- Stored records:
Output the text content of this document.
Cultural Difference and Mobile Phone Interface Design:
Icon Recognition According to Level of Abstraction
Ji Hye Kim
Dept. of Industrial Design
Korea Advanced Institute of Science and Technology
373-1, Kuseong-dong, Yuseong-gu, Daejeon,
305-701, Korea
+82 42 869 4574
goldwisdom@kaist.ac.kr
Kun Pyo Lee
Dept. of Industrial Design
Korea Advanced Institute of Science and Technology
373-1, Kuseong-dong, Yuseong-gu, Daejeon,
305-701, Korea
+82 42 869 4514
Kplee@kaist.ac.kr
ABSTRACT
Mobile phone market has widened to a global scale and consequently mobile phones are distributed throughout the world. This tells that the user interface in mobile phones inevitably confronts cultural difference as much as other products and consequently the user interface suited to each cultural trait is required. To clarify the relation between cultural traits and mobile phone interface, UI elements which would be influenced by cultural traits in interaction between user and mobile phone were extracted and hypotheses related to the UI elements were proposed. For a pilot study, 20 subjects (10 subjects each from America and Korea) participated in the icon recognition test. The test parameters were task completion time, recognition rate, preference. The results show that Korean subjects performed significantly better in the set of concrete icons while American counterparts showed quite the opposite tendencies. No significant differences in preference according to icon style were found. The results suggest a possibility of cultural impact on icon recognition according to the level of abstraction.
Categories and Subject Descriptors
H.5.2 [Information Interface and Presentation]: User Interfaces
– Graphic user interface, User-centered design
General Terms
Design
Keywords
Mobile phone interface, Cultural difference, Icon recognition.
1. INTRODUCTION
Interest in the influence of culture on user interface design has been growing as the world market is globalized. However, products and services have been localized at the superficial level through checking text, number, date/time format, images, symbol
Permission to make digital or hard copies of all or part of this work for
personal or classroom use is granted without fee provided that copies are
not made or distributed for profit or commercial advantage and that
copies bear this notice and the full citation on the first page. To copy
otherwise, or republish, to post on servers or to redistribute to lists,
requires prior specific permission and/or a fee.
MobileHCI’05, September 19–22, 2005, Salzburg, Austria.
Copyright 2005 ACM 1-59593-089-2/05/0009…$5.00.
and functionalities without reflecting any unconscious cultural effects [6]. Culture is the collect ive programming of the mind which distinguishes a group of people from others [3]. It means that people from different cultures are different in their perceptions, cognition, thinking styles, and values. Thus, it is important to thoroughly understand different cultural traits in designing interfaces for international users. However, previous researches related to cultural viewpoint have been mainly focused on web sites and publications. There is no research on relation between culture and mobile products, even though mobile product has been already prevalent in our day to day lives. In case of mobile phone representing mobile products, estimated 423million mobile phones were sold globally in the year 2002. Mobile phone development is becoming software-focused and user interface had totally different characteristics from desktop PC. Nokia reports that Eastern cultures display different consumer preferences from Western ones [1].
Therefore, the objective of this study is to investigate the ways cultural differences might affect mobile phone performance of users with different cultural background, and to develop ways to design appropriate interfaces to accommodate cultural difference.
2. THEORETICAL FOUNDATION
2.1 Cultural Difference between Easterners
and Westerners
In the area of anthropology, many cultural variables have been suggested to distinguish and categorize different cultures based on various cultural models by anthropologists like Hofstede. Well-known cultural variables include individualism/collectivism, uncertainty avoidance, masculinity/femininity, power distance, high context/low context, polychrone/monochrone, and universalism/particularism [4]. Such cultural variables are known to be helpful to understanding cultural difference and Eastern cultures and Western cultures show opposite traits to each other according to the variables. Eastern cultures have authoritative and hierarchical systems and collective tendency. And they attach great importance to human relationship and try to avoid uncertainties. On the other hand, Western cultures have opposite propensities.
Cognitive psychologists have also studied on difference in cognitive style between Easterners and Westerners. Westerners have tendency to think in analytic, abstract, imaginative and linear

- What needs to be done: Extract each line holding the word "Easterners" from the records.

- Right answer:
2.1 Cultural Difference between Easterners
Cognitive psychologists have also studied on difference in cognitive style between Easterners and Westerners. Westerners have tendency to think in analytic, abstract, imaginative and linear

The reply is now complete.